[start]

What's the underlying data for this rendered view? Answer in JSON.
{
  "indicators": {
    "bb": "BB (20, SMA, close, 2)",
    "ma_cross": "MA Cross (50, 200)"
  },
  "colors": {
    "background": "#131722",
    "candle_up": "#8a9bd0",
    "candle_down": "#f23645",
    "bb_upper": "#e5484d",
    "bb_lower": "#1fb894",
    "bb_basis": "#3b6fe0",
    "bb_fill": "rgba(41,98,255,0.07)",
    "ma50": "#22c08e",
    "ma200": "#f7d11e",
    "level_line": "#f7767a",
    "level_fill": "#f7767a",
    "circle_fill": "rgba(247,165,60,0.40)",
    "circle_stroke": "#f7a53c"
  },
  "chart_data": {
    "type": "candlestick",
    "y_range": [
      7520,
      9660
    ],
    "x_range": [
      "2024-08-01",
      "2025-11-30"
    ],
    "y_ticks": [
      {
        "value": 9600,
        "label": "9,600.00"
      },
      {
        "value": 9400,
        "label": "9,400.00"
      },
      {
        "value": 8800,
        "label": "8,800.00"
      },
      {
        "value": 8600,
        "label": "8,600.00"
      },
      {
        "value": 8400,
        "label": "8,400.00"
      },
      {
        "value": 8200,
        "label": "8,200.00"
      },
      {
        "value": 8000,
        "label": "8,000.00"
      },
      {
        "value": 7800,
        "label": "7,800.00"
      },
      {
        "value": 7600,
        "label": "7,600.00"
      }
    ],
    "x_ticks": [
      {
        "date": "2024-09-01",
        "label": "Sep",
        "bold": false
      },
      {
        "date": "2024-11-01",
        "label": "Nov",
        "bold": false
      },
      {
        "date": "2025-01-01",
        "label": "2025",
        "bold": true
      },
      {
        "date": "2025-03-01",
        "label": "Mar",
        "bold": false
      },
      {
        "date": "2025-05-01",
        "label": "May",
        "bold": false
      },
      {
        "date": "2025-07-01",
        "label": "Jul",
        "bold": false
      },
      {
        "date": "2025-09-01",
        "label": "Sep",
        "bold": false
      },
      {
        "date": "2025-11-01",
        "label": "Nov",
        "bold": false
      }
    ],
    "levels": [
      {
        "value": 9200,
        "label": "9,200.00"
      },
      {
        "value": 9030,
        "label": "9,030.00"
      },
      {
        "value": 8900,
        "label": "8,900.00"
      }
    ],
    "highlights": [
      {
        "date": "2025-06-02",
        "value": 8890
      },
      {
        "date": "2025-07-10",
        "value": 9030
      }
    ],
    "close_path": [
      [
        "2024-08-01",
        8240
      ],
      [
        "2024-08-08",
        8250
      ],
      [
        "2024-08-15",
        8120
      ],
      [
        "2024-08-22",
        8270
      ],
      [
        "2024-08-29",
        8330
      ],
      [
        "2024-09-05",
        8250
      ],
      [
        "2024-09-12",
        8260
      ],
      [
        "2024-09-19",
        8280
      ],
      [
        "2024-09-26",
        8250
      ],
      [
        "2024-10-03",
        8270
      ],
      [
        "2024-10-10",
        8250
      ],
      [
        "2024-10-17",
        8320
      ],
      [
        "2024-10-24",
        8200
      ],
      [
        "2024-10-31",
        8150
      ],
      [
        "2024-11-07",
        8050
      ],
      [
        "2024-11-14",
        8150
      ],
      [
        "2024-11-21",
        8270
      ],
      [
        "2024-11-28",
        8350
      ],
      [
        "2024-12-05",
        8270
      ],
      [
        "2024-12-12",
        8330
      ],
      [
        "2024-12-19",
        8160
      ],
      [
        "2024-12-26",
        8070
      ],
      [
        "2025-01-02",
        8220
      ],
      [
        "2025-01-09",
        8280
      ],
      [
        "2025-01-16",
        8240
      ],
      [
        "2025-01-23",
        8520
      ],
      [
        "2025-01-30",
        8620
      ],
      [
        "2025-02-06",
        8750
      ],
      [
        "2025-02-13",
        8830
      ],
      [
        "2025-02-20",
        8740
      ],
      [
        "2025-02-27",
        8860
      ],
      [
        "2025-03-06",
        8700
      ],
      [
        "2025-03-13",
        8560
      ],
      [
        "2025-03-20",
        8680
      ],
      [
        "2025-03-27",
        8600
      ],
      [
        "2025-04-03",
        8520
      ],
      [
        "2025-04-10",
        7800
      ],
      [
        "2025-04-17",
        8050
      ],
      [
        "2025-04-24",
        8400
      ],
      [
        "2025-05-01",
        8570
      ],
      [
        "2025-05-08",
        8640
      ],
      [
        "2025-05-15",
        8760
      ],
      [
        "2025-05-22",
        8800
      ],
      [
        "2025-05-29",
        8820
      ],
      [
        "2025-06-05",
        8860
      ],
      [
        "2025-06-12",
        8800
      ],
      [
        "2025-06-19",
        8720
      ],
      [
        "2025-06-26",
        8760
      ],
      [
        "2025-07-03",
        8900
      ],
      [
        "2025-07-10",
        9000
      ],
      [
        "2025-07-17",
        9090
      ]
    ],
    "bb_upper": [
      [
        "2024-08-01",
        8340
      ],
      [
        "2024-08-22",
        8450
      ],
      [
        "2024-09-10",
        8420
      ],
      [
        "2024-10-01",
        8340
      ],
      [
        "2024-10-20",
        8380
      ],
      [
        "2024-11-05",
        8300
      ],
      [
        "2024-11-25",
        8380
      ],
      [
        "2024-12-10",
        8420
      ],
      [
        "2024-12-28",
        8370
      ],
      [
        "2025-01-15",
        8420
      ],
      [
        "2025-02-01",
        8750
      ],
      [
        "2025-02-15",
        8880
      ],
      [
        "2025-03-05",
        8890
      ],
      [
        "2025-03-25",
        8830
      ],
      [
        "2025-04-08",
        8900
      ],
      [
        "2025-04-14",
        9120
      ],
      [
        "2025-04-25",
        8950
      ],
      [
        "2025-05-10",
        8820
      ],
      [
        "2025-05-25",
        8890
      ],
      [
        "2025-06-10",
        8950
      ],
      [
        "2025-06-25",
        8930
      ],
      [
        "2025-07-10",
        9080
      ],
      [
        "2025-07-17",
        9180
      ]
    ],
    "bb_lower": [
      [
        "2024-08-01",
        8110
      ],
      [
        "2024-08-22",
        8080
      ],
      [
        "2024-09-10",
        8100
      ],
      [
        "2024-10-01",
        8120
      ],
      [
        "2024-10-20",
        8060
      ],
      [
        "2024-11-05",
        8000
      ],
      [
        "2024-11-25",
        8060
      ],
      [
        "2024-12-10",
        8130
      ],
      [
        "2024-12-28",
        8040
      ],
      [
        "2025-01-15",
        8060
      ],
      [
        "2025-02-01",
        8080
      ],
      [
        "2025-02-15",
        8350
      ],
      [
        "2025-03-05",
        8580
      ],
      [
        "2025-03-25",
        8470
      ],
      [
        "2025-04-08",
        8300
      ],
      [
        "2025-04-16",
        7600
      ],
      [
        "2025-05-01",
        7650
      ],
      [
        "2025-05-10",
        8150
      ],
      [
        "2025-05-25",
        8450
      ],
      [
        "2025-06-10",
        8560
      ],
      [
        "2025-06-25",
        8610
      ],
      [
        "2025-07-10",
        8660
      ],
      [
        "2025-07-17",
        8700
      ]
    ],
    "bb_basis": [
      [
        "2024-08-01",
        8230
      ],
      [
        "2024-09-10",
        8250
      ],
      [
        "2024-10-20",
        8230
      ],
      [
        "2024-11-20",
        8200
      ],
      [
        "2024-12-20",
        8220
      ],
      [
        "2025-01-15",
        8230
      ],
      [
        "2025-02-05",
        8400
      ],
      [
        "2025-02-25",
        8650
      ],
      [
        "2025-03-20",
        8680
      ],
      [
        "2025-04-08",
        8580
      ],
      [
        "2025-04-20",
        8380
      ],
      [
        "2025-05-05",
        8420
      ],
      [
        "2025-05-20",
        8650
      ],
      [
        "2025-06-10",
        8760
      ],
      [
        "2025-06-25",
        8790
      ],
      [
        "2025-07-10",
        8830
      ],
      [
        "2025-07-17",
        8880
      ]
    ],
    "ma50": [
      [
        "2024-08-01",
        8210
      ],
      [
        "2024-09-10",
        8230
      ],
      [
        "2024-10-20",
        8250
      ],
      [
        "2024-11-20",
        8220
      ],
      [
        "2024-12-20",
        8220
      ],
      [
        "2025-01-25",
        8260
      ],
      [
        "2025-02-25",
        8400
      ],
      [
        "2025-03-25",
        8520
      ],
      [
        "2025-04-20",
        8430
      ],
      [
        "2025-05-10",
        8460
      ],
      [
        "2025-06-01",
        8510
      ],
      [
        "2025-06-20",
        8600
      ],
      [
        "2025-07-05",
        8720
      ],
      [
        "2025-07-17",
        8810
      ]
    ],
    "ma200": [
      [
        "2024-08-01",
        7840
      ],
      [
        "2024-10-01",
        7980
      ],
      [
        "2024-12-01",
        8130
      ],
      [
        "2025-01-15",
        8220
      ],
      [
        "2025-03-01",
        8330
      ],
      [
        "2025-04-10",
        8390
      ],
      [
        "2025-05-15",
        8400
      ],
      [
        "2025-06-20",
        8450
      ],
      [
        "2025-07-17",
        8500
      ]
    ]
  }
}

[end]

[WHAT IS EXPECTED]
Find every line in the entries that includes the word "date", then state how many there are and nothing else.

[TASK SOLUTION]
10